Listing:

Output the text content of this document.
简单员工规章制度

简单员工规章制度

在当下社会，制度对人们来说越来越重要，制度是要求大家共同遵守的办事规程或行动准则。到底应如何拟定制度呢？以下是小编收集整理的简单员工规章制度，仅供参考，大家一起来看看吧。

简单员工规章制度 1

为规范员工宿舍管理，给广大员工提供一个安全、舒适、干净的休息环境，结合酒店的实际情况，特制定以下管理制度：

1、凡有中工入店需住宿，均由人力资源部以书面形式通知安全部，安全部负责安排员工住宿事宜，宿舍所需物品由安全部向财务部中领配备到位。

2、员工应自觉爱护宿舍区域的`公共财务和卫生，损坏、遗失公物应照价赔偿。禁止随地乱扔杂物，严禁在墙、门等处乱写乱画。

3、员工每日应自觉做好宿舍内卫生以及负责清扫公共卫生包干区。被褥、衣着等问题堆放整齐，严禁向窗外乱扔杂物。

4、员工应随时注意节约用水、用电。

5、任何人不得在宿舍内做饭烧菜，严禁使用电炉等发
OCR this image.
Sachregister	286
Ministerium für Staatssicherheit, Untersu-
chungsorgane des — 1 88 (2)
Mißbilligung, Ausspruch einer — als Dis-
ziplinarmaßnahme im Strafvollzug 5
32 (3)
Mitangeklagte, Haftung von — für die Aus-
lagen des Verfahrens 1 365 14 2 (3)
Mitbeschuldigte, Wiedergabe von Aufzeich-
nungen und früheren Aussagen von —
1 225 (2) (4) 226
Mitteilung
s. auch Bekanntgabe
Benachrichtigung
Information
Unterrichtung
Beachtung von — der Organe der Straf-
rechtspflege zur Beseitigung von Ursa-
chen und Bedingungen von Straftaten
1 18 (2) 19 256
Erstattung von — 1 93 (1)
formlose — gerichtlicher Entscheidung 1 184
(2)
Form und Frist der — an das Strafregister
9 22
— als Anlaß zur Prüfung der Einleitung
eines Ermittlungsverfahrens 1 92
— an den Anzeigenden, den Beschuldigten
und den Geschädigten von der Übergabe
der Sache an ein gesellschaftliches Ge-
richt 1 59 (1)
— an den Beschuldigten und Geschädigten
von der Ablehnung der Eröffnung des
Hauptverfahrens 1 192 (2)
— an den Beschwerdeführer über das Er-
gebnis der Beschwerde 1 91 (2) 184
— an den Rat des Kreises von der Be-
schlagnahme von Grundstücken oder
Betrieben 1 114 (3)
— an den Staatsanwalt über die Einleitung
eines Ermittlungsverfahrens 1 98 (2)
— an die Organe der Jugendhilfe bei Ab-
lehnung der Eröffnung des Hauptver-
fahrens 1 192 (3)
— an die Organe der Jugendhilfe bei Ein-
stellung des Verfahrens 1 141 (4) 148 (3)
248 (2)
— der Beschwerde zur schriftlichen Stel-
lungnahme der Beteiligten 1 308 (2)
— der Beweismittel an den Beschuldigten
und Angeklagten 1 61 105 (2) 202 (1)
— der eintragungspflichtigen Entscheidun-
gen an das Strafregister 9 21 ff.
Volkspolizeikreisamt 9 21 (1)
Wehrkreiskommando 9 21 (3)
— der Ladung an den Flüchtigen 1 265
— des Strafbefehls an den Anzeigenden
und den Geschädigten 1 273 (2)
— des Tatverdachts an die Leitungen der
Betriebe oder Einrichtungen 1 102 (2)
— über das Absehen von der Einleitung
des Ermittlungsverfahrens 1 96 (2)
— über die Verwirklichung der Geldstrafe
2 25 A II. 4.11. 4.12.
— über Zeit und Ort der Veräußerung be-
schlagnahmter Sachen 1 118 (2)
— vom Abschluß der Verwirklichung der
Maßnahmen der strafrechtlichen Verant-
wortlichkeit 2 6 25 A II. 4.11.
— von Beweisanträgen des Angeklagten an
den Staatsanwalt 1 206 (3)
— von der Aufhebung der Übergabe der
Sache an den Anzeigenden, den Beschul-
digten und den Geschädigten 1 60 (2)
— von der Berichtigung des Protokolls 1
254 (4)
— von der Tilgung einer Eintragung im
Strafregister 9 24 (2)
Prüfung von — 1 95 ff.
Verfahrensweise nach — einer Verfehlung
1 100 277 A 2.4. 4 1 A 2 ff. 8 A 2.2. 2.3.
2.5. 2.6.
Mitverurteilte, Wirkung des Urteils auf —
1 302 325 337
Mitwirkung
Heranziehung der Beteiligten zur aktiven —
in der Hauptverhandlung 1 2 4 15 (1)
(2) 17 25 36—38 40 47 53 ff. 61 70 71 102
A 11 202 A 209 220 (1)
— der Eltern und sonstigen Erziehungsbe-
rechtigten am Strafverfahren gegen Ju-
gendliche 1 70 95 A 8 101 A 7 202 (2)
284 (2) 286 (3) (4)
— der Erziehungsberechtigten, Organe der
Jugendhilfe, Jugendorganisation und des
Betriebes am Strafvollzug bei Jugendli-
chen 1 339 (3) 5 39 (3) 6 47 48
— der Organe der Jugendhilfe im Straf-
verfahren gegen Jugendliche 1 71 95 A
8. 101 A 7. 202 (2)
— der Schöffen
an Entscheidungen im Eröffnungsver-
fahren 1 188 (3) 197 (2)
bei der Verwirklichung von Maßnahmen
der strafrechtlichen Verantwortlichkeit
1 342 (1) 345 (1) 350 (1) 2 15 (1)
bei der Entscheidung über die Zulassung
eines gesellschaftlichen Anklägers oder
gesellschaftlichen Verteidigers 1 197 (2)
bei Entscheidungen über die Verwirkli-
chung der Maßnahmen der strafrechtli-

Challenge: Each line that contains the word "Staatsanwalt" counts toward the total; give only that total.

Written response: 2